EXERCISE DETAILS: Word for word, give the material below again, minus any images.

>>>>>

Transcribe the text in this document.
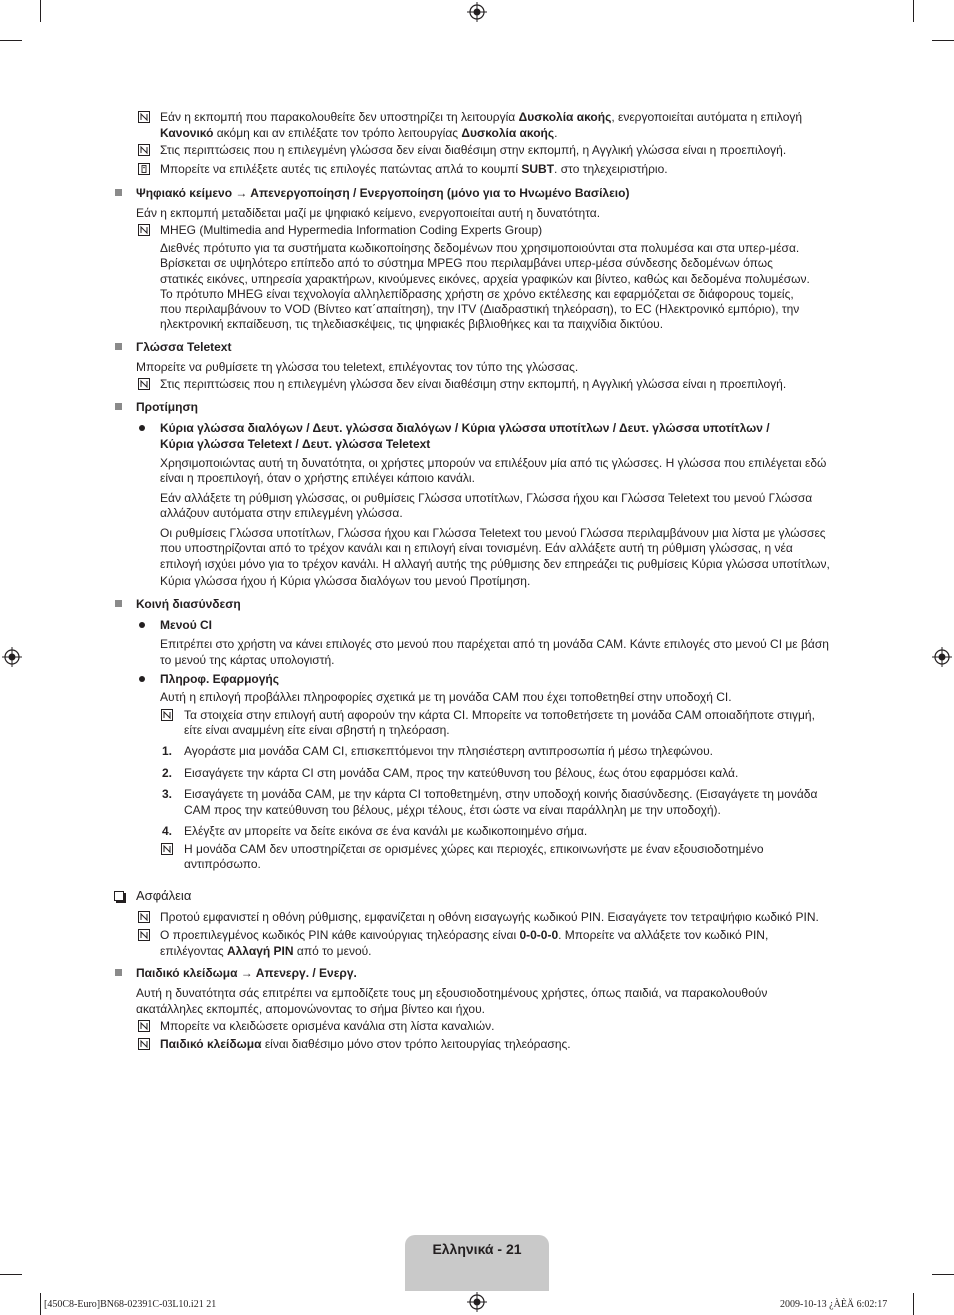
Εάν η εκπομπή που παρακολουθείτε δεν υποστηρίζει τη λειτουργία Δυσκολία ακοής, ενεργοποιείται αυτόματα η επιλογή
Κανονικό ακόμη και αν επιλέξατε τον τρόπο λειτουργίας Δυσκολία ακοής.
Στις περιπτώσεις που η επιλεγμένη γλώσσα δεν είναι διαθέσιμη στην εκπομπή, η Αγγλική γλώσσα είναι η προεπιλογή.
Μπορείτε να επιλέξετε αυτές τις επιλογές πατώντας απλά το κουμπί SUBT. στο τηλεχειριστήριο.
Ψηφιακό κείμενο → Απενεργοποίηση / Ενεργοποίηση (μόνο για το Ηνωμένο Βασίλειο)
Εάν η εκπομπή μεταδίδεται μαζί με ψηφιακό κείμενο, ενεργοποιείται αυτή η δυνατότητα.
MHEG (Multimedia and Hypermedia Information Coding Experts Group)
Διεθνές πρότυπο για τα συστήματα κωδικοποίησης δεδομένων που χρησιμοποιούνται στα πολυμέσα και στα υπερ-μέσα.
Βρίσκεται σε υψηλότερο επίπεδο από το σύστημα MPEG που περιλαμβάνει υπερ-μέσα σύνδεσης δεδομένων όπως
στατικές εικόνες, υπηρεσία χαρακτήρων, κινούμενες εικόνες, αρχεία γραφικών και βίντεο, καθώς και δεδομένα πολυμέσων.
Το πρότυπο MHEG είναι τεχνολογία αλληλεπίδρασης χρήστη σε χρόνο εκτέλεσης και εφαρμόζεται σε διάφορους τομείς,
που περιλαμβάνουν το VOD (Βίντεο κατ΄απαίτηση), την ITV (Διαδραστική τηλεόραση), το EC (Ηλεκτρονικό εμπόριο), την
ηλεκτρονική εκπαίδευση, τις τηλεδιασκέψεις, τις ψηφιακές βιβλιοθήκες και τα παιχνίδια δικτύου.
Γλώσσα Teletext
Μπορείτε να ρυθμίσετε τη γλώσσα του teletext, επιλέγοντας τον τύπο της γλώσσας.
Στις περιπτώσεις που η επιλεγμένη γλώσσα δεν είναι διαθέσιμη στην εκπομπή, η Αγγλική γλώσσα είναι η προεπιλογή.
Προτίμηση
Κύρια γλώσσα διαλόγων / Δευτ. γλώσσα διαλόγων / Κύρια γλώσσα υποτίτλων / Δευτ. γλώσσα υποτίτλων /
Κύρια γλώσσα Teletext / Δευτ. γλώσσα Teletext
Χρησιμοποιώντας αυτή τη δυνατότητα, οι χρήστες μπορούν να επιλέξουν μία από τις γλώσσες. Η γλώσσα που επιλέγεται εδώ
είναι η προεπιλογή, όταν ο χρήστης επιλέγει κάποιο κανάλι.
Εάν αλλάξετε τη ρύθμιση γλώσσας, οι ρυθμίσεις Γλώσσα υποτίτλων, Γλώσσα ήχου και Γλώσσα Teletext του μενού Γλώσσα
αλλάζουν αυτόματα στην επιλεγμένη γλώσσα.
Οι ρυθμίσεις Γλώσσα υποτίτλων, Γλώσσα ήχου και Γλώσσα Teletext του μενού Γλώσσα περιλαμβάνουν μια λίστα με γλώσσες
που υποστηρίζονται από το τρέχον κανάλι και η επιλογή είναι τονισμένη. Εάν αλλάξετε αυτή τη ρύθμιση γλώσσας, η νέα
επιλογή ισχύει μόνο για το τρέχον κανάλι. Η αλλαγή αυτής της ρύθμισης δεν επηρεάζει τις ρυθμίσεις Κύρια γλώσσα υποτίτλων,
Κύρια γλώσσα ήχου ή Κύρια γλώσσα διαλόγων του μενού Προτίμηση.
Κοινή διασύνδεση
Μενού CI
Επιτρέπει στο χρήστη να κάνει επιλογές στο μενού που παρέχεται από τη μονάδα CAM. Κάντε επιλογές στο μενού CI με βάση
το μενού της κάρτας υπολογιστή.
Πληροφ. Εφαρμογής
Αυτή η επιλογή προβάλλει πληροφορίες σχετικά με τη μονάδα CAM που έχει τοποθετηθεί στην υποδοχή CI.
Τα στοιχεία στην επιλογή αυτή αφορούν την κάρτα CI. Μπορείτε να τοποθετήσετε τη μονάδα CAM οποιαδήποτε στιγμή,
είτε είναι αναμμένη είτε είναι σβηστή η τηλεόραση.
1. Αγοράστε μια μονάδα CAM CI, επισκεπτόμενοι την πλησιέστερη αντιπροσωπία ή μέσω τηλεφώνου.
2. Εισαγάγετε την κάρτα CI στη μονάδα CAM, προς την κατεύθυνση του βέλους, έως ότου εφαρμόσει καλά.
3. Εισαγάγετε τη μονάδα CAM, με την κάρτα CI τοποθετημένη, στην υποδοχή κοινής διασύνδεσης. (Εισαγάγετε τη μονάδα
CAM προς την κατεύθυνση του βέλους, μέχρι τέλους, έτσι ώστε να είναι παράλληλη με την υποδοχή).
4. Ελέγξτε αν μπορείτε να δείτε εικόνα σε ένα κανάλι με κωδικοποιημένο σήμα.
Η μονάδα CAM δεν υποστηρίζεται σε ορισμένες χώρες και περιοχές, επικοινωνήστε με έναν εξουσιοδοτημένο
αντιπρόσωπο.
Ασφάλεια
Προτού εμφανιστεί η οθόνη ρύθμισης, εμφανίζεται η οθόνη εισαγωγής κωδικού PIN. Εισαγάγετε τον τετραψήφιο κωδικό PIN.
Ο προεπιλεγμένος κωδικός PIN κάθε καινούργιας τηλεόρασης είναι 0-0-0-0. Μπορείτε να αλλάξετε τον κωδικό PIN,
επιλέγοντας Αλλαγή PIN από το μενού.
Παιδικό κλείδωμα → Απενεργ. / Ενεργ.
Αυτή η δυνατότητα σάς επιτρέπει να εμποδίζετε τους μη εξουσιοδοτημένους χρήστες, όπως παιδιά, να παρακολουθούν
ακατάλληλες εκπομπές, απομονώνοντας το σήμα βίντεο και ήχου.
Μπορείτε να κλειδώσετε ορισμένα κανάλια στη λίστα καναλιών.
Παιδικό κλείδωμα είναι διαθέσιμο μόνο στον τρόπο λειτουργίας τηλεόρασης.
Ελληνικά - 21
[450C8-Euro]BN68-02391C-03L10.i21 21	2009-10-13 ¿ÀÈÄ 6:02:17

<<<<<

RESULT BELOW:
Transcribe the text in this document.
Εάν η εκπομπή που παρακολουθείτε δεν υποστηρίζει τη λειτουργία Δυσκολία ακοής, ενεργοποιείται αυτόματα η επιλογή
Κανονικό ακόμη και αν επιλέξατε τον τρόπο λειτουργίας Δυσκολία ακοής.
Στις περιπτώσεις που η επιλεγμένη γλώσσα δεν είναι διαθέσιμη στην εκπομπή, η Αγγλική γλώσσα είναι η προεπιλογή.
Μπορείτε να επιλέξετε αυτές τις επιλογές πατώντας απλά το κουμπί SUBT. στο τηλεχειριστήριο.
Ψηφιακό κείμενο → Απενεργοποίηση / Ενεργοποίηση (μόνο για το Ηνωμένο Βασίλειο)
Εάν η εκπομπή μεταδίδεται μαζί με ψηφιακό κείμενο, ενεργοποιείται αυτή η δυνατότητα.
MHEG (Multimedia and Hypermedia Information Coding Experts Group)
Διεθνές πρότυπο για τα συστήματα κωδικοποίησης δεδομένων που χρησιμοποιούνται στα πολυμέσα και στα υπερ-μέσα.
Βρίσκεται σε υψηλότερο επίπεδο από το σύστημα MPEG που περιλαμβάνει υπερ-μέσα σύνδεσης δεδομένων όπως
στατικές εικόνες, υπηρεσία χαρακτήρων, κινούμενες εικόνες, αρχεία γραφικών και βίντεο, καθώς και δεδομένα πολυμέσων.
Το πρότυπο MHEG είναι τεχνολογία αλληλεπίδρασης χρήστη σε χρόνο εκτέλεσης και εφαρμόζεται σε διάφορους τομείς,
που περιλαμβάνουν το VOD (Βίντεο κατ΄απαίτηση), την ITV (Διαδραστική τηλεόραση), το EC (Ηλεκτρονικό εμπόριο), την
ηλεκτρονική εκπαίδευση, τις τηλεδιασκέψεις, τις ψηφιακές βιβλιοθήκες και τα παιχνίδια δικτύου.
Γλώσσα Teletext
Μπορείτε να ρυθμίσετε τη γλώσσα του teletext, επιλέγοντας τον τύπο της γλώσσας.
Στις περιπτώσεις που η επιλεγμένη γλώσσα δεν είναι διαθέσιμη στην εκπομπή, η Αγγλική γλώσσα είναι η προεπιλογή.
Προτίμηση
Κύρια γλώσσα διαλόγων / Δευτ. γλώσσα διαλόγων / Κύρια γλώσσα υποτίτλων / Δευτ. γλώσσα υποτίτλων /
Κύρια γλώσσα Teletext / Δευτ. γλώσσα Teletext
Χρησιμοποιώντας αυτή τη δυνατότητα, οι χρήστες μπορούν να επιλέξουν μία από τις γλώσσες. Η γλώσσα που επιλέγεται εδώ
είναι η προεπιλογή, όταν ο χρήστης επιλέγει κάποιο κανάλι.
Εάν αλλάξετε τη ρύθμιση γλώσσας, οι ρυθμίσεις Γλώσσα υποτίτλων, Γλώσσα ήχου και Γλώσσα Teletext του μενού Γλώσσα
αλλάζουν αυτόματα στην επιλεγμένη γλώσσα.
Οι ρυθμίσεις Γλώσσα υποτίτλων, Γλώσσα ήχου και Γλώσσα Teletext του μενού Γλώσσα περιλαμβάνουν μια λίστα με γλώσσες
που υποστηρίζονται από το τρέχον κανάλι και η επιλογή είναι τονισμένη. Εάν αλλάξετε αυτή τη ρύθμιση γλώσσας, η νέα
επιλογή ισχύει μόνο για το τρέχον κανάλι. Η αλλαγή αυτής της ρύθμισης δεν επηρεάζει τις ρυθμίσεις Κύρια γλώσσα υποτίτλων,
Κύρια γλώσσα ήχου ή Κύρια γλώσσα διαλόγων του μενού Προτίμηση.
Κοινή διασύνδεση
Μενού CI
Επιτρέπει στο χρήστη να κάνει επιλογές στο μενού που παρέχεται από τη μονάδα CAM. Κάντε επιλογές στο μενού CI με βάση
το μενού της κάρτας υπολογιστή.
Πληροφ. Εφαρμογής
Αυτή η επιλογή προβάλλει πληροφορίες σχετικά με τη μονάδα CAM που έχει τοποθετηθεί στην υποδοχή CI.
Τα στοιχεία στην επιλογή αυτή αφορούν την κάρτα CI. Μπορείτε να τοποθετήσετε τη μονάδα CAM οποιαδήποτε στιγμή,
είτε είναι αναμμένη είτε είναι σβηστή η τηλεόραση.
1. Αγοράστε μια μονάδα CAM CI, επισκεπτόμενοι την πλησιέστερη αντιπροσωπία ή μέσω τηλεφώνου.
2. Εισαγάγετε την κάρτα CI στη μονάδα CAM, προς την κατεύθυνση του βέλους, έως ότου εφαρμόσει καλά.
3. Εισαγάγετε τη μονάδα CAM, με την κάρτα CI τοποθετημένη, στην υποδοχή κοινής διασύνδεσης. (Εισαγάγετε τη μονάδα
CAM προς την κατεύθυνση του βέλους, μέχρι τέλους, έτσι ώστε να είναι παράλληλη με την υποδοχή).
4. Ελέγξτε αν μπορείτε να δείτε εικόνα σε ένα κανάλι με κωδικοποιημένο σήμα.
Η μονάδα CAM δεν υποστηρίζεται σε ορισμένες χώρες και περιοχές, επικοινωνήστε με έναν εξουσιοδοτημένο
αντιπρόσωπο.
Ασφάλεια
Προτού εμφανιστεί η οθόνη ρύθμισης, εμφανίζεται η οθόνη εισαγωγής κωδικού PIN. Εισαγάγετε τον τετραψήφιο κωδικό PIN.
Ο προεπιλεγμένος κωδικός PIN κάθε καινούργιας τηλεόρασης είναι 0-0-0-0. Μπορείτε να αλλάξετε τον κωδικό PIN,
επιλέγοντας Αλλαγή PIN από το μενού.
Παιδικό κλείδωμα → Απενεργ. / Ενεργ.
Αυτή η δυνατότητα σάς επιτρέπει να εμποδίζετε τους μη εξουσιοδοτημένους χρήστες, όπως παιδιά, να παρακολουθούν
ακατάλληλες εκπομπές, απομονώνοντας το σήμα βίντεο και ήχου.
Μπορείτε να κλειδώσετε ορισμένα κανάλια στη λίστα καναλιών.
Παιδικό κλείδωμα είναι διαθέσιμο μόνο στον τρόπο λειτουργίας τηλεόρασης.
Ελληνικά - 21
[450C8-Euro]BN68-02391C-03L10.i21 21	2009-10-13 ¿ÀÈÄ 6:02:17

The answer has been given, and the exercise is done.